▸ Input rows:
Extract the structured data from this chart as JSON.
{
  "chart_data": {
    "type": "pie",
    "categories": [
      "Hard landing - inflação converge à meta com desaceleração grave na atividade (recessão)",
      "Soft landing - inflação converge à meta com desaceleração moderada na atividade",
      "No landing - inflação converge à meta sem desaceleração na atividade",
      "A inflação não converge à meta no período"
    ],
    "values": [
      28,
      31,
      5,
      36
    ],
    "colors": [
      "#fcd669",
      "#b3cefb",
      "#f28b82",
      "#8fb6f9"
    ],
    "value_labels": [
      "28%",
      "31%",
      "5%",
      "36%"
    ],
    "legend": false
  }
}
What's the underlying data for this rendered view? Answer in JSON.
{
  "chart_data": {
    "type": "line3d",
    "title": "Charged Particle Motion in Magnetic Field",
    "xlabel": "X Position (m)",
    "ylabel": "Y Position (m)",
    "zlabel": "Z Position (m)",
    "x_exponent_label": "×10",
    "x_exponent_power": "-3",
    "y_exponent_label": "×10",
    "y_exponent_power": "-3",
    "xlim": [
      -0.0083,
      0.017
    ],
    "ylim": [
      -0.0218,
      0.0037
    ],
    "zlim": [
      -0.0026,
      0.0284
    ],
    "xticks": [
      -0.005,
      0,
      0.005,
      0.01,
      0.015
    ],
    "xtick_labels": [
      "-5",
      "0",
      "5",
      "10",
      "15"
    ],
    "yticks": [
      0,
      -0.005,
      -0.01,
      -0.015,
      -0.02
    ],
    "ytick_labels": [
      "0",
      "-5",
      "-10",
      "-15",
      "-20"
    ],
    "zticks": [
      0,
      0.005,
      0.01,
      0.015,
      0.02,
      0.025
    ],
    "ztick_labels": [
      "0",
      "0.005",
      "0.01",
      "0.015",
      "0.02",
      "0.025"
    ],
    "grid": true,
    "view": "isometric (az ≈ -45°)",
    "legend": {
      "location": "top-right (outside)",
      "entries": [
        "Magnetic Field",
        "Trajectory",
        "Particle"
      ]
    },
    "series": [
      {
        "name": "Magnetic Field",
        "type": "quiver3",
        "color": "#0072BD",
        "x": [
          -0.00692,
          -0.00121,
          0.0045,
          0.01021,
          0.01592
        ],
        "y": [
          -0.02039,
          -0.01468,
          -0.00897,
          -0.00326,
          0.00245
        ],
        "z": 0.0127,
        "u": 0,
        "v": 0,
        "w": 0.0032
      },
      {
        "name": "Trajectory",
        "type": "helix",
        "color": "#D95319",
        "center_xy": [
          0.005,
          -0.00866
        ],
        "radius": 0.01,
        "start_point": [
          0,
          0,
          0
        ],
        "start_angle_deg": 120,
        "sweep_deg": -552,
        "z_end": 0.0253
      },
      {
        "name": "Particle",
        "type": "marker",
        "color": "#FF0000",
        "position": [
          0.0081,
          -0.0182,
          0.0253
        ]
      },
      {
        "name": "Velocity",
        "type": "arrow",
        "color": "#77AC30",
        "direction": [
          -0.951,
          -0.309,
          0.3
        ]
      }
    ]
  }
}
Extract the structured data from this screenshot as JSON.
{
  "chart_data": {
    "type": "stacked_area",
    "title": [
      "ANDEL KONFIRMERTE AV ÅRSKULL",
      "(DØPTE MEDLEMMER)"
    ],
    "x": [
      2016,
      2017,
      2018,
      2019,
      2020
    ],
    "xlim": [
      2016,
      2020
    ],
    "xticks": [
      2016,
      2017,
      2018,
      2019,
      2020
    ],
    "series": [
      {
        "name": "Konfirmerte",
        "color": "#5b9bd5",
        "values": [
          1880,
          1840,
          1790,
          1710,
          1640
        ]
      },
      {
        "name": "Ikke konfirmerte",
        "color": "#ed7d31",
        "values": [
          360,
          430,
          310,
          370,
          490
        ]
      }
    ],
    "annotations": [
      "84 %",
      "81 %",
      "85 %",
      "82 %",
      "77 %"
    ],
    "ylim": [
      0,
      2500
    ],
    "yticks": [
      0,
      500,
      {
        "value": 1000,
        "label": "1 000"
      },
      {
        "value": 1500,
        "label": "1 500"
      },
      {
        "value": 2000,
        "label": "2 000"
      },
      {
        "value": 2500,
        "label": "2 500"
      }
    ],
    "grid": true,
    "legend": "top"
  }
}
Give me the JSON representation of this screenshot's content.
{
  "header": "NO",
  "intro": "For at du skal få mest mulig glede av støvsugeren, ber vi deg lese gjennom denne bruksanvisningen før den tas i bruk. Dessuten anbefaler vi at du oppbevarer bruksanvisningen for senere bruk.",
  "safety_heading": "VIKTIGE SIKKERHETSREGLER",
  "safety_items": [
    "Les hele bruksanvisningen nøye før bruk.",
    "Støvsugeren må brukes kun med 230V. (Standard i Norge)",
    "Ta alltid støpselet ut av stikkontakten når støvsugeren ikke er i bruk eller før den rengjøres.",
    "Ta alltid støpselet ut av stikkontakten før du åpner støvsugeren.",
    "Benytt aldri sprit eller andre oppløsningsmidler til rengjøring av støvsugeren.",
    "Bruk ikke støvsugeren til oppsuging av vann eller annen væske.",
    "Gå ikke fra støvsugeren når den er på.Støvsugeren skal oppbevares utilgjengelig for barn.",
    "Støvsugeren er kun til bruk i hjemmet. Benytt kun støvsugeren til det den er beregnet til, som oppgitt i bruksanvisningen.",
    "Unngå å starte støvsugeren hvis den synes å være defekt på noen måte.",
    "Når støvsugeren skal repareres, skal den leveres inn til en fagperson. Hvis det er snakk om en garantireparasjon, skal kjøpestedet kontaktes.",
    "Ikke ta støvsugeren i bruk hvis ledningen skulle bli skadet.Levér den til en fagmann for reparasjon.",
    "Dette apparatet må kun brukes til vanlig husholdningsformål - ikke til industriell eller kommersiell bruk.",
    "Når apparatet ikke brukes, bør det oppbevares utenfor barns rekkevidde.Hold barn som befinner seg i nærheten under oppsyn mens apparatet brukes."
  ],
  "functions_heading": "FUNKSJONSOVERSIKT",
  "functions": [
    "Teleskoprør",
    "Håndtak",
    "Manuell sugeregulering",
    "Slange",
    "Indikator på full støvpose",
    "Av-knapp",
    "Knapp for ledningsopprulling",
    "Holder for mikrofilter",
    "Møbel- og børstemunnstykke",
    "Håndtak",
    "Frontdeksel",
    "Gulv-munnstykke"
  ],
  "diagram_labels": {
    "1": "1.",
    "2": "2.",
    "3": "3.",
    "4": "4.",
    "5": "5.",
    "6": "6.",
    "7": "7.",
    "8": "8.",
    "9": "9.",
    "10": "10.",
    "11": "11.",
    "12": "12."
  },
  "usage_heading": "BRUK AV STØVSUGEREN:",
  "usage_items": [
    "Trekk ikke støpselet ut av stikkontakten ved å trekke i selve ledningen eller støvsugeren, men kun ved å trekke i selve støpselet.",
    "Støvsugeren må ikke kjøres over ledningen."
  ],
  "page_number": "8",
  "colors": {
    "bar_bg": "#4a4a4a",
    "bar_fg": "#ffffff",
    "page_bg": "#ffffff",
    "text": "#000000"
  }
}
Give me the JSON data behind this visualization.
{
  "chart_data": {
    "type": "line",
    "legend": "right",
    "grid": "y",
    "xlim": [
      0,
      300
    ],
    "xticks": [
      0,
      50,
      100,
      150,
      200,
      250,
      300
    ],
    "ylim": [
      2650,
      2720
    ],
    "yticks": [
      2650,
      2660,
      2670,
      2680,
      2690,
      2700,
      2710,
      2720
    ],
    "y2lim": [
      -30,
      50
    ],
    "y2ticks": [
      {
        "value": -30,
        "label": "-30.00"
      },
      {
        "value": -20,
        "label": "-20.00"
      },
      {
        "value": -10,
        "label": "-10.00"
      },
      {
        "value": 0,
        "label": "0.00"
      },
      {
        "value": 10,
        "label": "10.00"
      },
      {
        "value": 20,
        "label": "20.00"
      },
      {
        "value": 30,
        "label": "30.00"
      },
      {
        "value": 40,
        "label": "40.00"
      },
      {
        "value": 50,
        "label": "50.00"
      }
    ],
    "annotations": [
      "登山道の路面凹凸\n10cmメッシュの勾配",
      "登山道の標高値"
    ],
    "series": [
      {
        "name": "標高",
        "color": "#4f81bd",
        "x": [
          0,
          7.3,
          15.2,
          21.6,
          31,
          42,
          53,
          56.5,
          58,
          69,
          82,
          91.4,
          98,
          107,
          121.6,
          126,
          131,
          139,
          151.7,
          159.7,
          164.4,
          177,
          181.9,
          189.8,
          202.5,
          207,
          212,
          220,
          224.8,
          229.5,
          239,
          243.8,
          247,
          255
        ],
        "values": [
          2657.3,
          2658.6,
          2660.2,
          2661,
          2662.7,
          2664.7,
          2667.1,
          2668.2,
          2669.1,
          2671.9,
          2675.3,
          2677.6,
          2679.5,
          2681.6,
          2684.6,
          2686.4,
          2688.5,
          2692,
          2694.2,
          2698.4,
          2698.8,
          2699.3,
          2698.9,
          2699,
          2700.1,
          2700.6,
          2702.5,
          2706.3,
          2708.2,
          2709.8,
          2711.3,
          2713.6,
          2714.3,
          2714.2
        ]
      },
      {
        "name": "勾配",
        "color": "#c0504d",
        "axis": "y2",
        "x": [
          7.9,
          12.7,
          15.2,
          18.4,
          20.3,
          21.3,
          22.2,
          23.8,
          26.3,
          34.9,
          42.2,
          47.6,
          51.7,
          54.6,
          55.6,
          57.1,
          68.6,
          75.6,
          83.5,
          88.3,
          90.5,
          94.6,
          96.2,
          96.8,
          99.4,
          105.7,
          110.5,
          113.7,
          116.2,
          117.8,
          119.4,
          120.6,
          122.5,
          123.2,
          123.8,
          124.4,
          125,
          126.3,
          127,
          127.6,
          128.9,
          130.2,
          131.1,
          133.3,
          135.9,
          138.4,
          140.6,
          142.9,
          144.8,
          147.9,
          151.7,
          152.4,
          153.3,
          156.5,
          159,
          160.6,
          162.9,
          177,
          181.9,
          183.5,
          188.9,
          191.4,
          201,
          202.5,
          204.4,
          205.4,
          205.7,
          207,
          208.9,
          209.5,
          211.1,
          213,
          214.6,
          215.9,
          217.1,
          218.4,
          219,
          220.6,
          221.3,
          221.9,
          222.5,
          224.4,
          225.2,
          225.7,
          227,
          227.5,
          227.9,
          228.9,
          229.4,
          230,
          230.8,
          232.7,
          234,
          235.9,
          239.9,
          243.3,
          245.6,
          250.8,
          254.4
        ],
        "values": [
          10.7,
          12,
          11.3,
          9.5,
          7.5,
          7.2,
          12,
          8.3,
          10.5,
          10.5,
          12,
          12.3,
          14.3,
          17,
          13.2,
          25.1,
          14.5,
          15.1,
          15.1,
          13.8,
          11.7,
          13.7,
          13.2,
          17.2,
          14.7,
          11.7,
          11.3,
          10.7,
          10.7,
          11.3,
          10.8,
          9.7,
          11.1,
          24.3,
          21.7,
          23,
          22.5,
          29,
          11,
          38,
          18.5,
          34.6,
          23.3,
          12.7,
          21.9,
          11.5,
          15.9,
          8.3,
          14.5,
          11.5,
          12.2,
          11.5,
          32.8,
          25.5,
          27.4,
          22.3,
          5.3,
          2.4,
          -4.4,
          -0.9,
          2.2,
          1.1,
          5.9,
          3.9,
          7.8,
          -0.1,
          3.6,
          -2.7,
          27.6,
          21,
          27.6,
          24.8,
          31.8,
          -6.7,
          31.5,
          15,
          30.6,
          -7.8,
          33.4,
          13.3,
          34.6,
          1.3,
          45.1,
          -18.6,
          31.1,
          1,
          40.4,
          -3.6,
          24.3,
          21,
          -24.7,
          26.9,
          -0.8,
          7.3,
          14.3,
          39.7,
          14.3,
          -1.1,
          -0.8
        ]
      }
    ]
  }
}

▸ Exercise description: Give only the number of lines in the data that hold the word "Particle".

▸ The response: 3